(TASK TO COMPLETE) Collect all lines below with the string "header".

(SUPPLIED MATERIAL)
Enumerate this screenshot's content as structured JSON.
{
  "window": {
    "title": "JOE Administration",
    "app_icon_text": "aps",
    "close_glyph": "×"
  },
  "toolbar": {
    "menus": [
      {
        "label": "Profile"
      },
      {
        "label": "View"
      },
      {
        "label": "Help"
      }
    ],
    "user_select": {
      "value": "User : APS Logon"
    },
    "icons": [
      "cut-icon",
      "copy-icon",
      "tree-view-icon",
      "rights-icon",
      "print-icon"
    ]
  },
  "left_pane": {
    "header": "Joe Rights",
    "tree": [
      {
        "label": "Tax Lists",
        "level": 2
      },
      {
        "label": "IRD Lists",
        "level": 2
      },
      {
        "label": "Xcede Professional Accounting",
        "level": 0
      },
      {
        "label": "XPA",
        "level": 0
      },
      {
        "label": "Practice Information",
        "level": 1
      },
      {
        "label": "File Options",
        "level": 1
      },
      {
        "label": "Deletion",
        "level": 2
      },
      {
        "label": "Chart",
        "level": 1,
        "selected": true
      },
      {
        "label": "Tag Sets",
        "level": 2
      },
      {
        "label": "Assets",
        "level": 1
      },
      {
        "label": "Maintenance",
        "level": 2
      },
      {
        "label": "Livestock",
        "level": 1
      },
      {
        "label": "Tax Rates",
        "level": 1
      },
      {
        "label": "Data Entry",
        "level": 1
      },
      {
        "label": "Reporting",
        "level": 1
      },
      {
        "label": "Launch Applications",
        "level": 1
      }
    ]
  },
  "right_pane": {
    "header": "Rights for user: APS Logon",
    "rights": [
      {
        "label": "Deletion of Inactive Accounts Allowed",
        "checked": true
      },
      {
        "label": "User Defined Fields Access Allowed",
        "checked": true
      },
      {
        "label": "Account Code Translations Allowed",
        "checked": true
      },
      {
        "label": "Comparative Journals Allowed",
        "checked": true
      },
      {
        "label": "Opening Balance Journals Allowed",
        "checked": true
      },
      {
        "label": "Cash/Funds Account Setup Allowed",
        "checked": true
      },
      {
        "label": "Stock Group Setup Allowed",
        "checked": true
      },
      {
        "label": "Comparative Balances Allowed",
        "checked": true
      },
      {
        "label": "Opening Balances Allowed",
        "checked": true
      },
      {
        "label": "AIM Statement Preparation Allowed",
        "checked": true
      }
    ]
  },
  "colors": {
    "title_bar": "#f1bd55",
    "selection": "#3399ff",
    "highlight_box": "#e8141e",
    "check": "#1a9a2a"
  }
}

(REPLY TO THE TASK)
    "header": "Joe Rights",
    "header": "Rights for user: APS Logon",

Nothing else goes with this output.